**** LISTING
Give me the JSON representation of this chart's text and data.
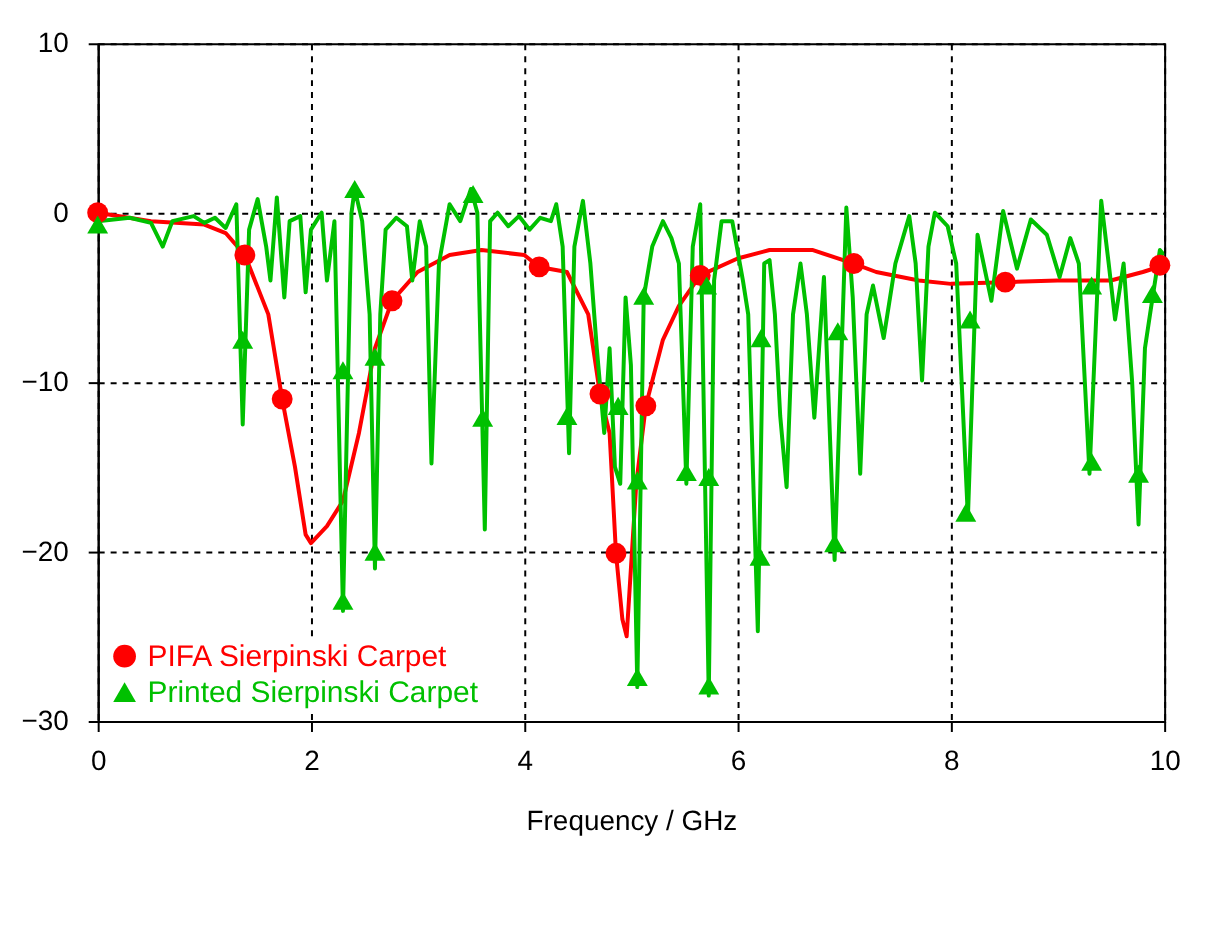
{
  "chart_data": {
    "type": "line",
    "xlabel": "Frequency / GHz",
    "xlim": [
      0,
      10
    ],
    "ylim": [
      -30,
      10
    ],
    "xticks": [
      0,
      2,
      4,
      6,
      8,
      10
    ],
    "yticks": [
      -30,
      -20,
      -10,
      0,
      10
    ],
    "grid": true,
    "legend": "bottom left",
    "series": [
      {
        "color": "#ff0000",
        "marker": "none",
        "x": [
          0,
          0.5,
          1.0,
          1.2,
          1.38,
          1.6,
          1.73,
          1.85,
          1.95,
          2.0,
          2.15,
          2.3,
          2.45,
          2.6,
          2.76,
          3.0,
          3.3,
          3.6,
          4.0,
          4.14,
          4.4,
          4.6,
          4.71,
          4.8,
          4.86,
          4.92,
          4.96,
          5.0,
          5.05,
          5.14,
          5.3,
          5.45,
          5.65,
          6.0,
          6.3,
          6.7,
          7.09,
          7.3,
          7.7,
          8.0,
          8.51,
          9.0,
          9.5,
          9.8,
          10
        ],
        "values": [
          0,
          -0.5,
          -0.7,
          -1.2,
          -2.5,
          -6,
          -11,
          -15,
          -19,
          -19.5,
          -18.5,
          -17,
          -13,
          -8,
          -5.2,
          -3.5,
          -2.5,
          -2.2,
          -2.5,
          -3.2,
          -3.5,
          -6,
          -10.7,
          -13,
          -20.1,
          -24,
          -25,
          -21,
          -16,
          -11.4,
          -7.5,
          -5.5,
          -3.7,
          -2.7,
          -2.2,
          -2.2,
          -3,
          -3.5,
          -4,
          -4.2,
          -4.1,
          -4,
          -4,
          -3.5,
          -3.1
        ]
      },
      {
        "type": "scatter",
        "name": "PIFA Sierpinski Carpet",
        "color": "#ff0000",
        "marker": "circle",
        "x": [
          0,
          1.38,
          1.73,
          2.76,
          4.14,
          4.71,
          4.86,
          5.14,
          5.65,
          7.09,
          8.51,
          9.96
        ],
        "values": [
          0,
          -2.5,
          -11,
          -5.2,
          -3.2,
          -10.7,
          -20.1,
          -11.4,
          -3.7,
          -3,
          -4.1,
          -3.1
        ]
      },
      {
        "color": "#00c000",
        "marker": "none",
        "x": [
          0,
          0.3,
          0.5,
          0.61,
          0.7,
          0.9,
          1.0,
          1.1,
          1.2,
          1.3,
          1.36,
          1.42,
          1.5,
          1.58,
          1.62,
          1.68,
          1.75,
          1.8,
          1.9,
          1.95,
          2.0,
          2.05,
          2.1,
          2.15,
          2.22,
          2.3,
          2.38,
          2.41,
          2.48,
          2.55,
          2.6,
          2.65,
          2.7,
          2.8,
          2.9,
          2.95,
          3.02,
          3.08,
          3.13,
          3.2,
          3.3,
          3.4,
          3.5,
          3.56,
          3.63,
          3.68,
          3.75,
          3.85,
          3.95,
          4.05,
          4.15,
          4.25,
          4.3,
          4.36,
          4.42,
          4.47,
          4.55,
          4.62,
          4.68,
          4.75,
          4.8,
          4.85,
          4.9,
          4.95,
          5.0,
          5.06,
          5.12,
          5.2,
          5.3,
          5.38,
          5.45,
          5.52,
          5.58,
          5.65,
          5.73,
          5.78,
          5.85,
          5.95,
          6.05,
          6.1,
          6.19,
          6.25,
          6.3,
          6.35,
          6.4,
          6.46,
          6.52,
          6.59,
          6.65,
          6.72,
          6.81,
          6.91,
          7.02,
          7.08,
          7.15,
          7.21,
          7.27,
          7.37,
          7.48,
          7.61,
          7.67,
          7.73,
          7.79,
          7.85,
          7.97,
          8.05,
          8.16,
          8.25,
          8.38,
          8.49,
          8.62,
          8.75,
          8.9,
          9.02,
          9.12,
          9.2,
          9.3,
          9.41,
          9.48,
          9.54,
          9.62,
          9.7,
          9.76,
          9.82,
          9.87,
          9.96,
          10
        ],
        "values": [
          -0.5,
          -0.3,
          -0.6,
          -2.0,
          -0.5,
          -0.2,
          -0.6,
          -0.3,
          -0.9,
          0.5,
          -12.5,
          -1,
          0.8,
          -2,
          -4,
          0.9,
          -5,
          -0.5,
          -0.2,
          -4.7,
          -1,
          -0.5,
          0,
          -4,
          -0.5,
          -23.5,
          0,
          1.4,
          -0.5,
          -6,
          -21,
          -6,
          -1,
          -0.3,
          -0.8,
          -4,
          -0.5,
          -2,
          -14.8,
          -3,
          0.5,
          -0.5,
          1.4,
          0,
          -18.7,
          -0.5,
          0,
          -0.8,
          -0.2,
          -1,
          -0.3,
          -0.5,
          0.5,
          -2,
          -14.2,
          -2,
          0.7,
          -3,
          -8,
          -13,
          -8,
          -15,
          -16,
          -5,
          -9,
          -28,
          -5,
          -2,
          -0.5,
          -1.5,
          -3,
          -16,
          -2,
          0.5,
          -28.5,
          -4,
          -0.5,
          -0.5,
          -4,
          -6,
          -24.7,
          -3,
          -2.8,
          -6,
          -12,
          -16.2,
          -6,
          -3,
          -6,
          -12.1,
          -3.8,
          -20.5,
          0.3,
          -5,
          -15.4,
          -6,
          -4.3,
          -7.4,
          -3,
          -0.2,
          -3,
          -9.9,
          -2,
          0,
          -0.8,
          -3,
          -18,
          -1.3,
          -5.2,
          0.1,
          -3.3,
          -0.4,
          -1.3,
          -3.8,
          -1.5,
          -3,
          -15.4,
          0.7,
          -3,
          -6.3,
          -3,
          -10,
          -18.4,
          -8,
          -5.9,
          -2.2,
          -2.5
        ]
      },
      {
        "type": "scatter",
        "name": "Printed Sierpinski Carpet",
        "color": "#00c000",
        "marker": "triangle",
        "x": [
          0,
          1.36,
          2.3,
          2.3,
          2.41,
          2.6,
          2.6,
          3.52,
          3.61,
          4.4,
          4.88,
          5.06,
          5.06,
          5.12,
          5.52,
          5.73,
          5.73,
          5.71,
          6.22,
          6.21,
          6.94,
          6.91,
          8.18,
          8.14,
          9.32,
          9.32,
          9.76,
          9.89
        ],
        "values": [
          -0.7,
          -7.5,
          -9.3,
          -22.9,
          1.4,
          -8.5,
          -20,
          1.1,
          -12.1,
          -12,
          -11.4,
          -15.8,
          -27.4,
          -4.9,
          -15.3,
          -15.6,
          -27.9,
          -4.3,
          -7.4,
          -20.3,
          -7,
          -19.5,
          -6.3,
          -17.7,
          -4.3,
          -14.7,
          -15.4,
          -4.8
        ]
      }
    ]
  }
}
********
Reproduce every line exactly and omit all pictures.

Give me the JSON representation of this chart's text and data.
{
  "chart_data": {
    "type": "line",
    "xlabel": "Frequency / GHz",
    "xlim": [
      0,
      10
    ],
    "ylim": [
      -30,
      10
    ],
    "xticks": [
      0,
      2,
      4,
      6,
      8,
      10
    ],
    "yticks": [
      -30,
      -20,
      -10,
      0,
      10
    ],
    "grid": true,
    "legend": "bottom left",
    "series": [
      {
        "color": "#ff0000",
        "marker": "none",
        "x": [
          0,
          0.5,
          1.0,
          1.2,
          1.38,
          1.6,
          1.73,
          1.85,
          1.95,
          2.0,
          2.15,
          2.3,
          2.45,
          2.6,
          2.76,
          3.0,
          3.3,
          3.6,
          4.0,
          4.14,
          4.4,
          4.6,
          4.71,
          4.8,
          4.86,
          4.92,
          4.96,
          5.0,
          5.05,
          5.14,
          5.3,
          5.45,
          5.65,
          6.0,
          6.3,
          6.7,
          7.09,
          7.3,
          7.7,
          8.0,
          8.51,
          9.0,
          9.5,
          9.8,
          10
        ],
        "values": [
          0,
          -0.5,
          -0.7,
          -1.2,
          -2.5,
          -6,
          -11,
          -15,
          -19,
          -19.5,
          -18.5,
          -17,
          -13,
          -8,
          -5.2,
          -3.5,
          -2.5,
          -2.2,
          -2.5,
          -3.2,
          -3.5,
          -6,
          -10.7,
          -13,
          -20.1,
          -24,
          -25,
          -21,
          -16,
          -11.4,
          -7.5,
          -5.5,
          -3.7,
          -2.7,
          -2.2,
          -2.2,
          -3,
          -3.5,
          -4,
          -4.2,
          -4.1,
          -4,
          -4,
          -3.5,
          -3.1
        ]
      },
      {
        "type": "scatter",
        "name": "PIFA Sierpinski Carpet",
        "color": "#ff0000",
        "marker": "circle",
        "x": [
          0,
          1.38,
          1.73,
          2.76,
          4.14,
          4.71,
          4.86,
          5.14,
          5.65,
          7.09,
          8.51,
          9.96
        ],
        "values": [
          0,
          -2.5,
          -11,
          -5.2,
          -3.2,
          -10.7,
          -20.1,
          -11.4,
          -3.7,
          -3,
          -4.1,
          -3.1
        ]
      },
      {
        "color": "#00c000",
        "marker": "none",
        "x": [
          0,
          0.3,
          0.5,
          0.61,
          0.7,
          0.9,
          1.0,
          1.1,
          1.2,
          1.3,
          1.36,
          1.42,
          1.5,
          1.58,
          1.62,
          1.68,
          1.75,
          1.8,
          1.9,
          1.95,
          2.0,
          2.05,
          2.1,
          2.15,
          2.22,
          2.3,
          2.38,
          2.41,
          2.48,
          2.55,
          2.6,
          2.65,
          2.7,
          2.8,
          2.9,
          2.95,
          3.02,
          3.08,
          3.13,
          3.2,
          3.3,
          3.4,
          3.5,
          3.56,
          3.63,
          3.68,
          3.75,
          3.85,
          3.95,
          4.05,
          4.15,
          4.25,
          4.3,
          4.36,
          4.42,
          4.47,
          4.55,
          4.62,
          4.68,
          4.75,
          4.8,
          4.85,
          4.9,
          4.95,
          5.0,
          5.06,
          5.12,
          5.2,
          5.3,
          5.38,
          5.45,
          5.52,
          5.58,
          5.65,
          5.73,
          5.78,
          5.85,
          5.95,
          6.05,
          6.1,
          6.19,
          6.25,
          6.3,
          6.35,
          6.4,
          6.46,
          6.52,
          6.59,
          6.65,
          6.72,
          6.81,
          6.91,
          7.02,
          7.08,
          7.15,
          7.21,
          7.27,
          7.37,
          7.48,
          7.61,
          7.67,
          7.73,
          7.79,
          7.85,
          7.97,
          8.05,
          8.16,
          8.25,
          8.38,
          8.49,
          8.62,
          8.75,
          8.9,
          9.02,
          9.12,
          9.2,
          9.3,
          9.41,
          9.48,
          9.54,
          9.62,
          9.7,
          9.76,
          9.82,
          9.87,
          9.96,
          10
        ],
        "values": [
          -0.5,
          -0.3,
          -0.6,
          -2.0,
          -0.5,
          -0.2,
          -0.6,
          -0.3,
          -0.9,
          0.5,
          -12.5,
          -1,
          0.8,
          -2,
          -4,
          0.9,
          -5,
          -0.5,
          -0.2,
          -4.7,
          -1,
          -0.5,
          0,
          -4,
          -0.5,
          -23.5,
          0,
          1.4,
          -0.5,
          -6,
          -21,
          -6,
          -1,
          -0.3,
          -0.8,
          -4,
          -0.5,
          -2,
          -14.8,
          -3,
          0.5,
          -0.5,
          1.4,
          0,
          -18.7,
          -0.5,
          0,
          -0.8,
          -0.2,
          -1,
          -0.3,
          -0.5,
          0.5,
          -2,
          -14.2,
          -2,
          0.7,
          -3,
          -8,
          -13,
          -8,
          -15,
          -16,
          -5,
          -9,
          -28,
          -5,
          -2,
          -0.5,
          -1.5,
          -3,
          -16,
          -2,
          0.5,
          -28.5,
          -4,
          -0.5,
          -0.5,
          -4,
          -6,
          -24.7,
          -3,
          -2.8,
          -6,
          -12,
          -16.2,
          -6,
          -3,
          -6,
          -12.1,
          -3.8,
          -20.5,
          0.3,
          -5,
          -15.4,
          -6,
          -4.3,
          -7.4,
          -3,
          -0.2,
          -3,
          -9.9,
          -2,
          0,
          -0.8,
          -3,
          -18,
          -1.3,
          -5.2,
          0.1,
          -3.3,
          -0.4,
          -1.3,
          -3.8,
          -1.5,
          -3,
          -15.4,
          0.7,
          -3,
          -6.3,
          -3,
          -10,
          -18.4,
          -8,
          -5.9,
          -2.2,
          -2.5
        ]
      },
      {
        "type": "scatter",
        "name": "Printed Sierpinski Carpet",
        "color": "#00c000",
        "marker": "triangle",
        "x": [
          0,
          1.36,
          2.3,
          2.3,
          2.41,
          2.6,
          2.6,
          3.52,
          3.61,
          4.4,
          4.88,
          5.06,
          5.06,
          5.12,
          5.52,
          5.73,
          5.73,
          5.71,
          6.22,
          6.21,
          6.94,
          6.91,
          8.18,
          8.14,
          9.32,
          9.32,
          9.76,
          9.89
        ],
        "values": [
          -0.7,
          -7.5,
          -9.3,
          -22.9,
          1.4,
          -8.5,
          -20,
          1.1,
          -12.1,
          -12,
          -11.4,
          -15.8,
          -27.4,
          -4.9,
          -15.3,
          -15.6,
          -27.9,
          -4.3,
          -7.4,
          -20.3,
          -7,
          -19.5,
          -6.3,
          -17.7,
          -4.3,
          -14.7,
          -15.4,
          -4.8
        ]
      }
    ]
  }
}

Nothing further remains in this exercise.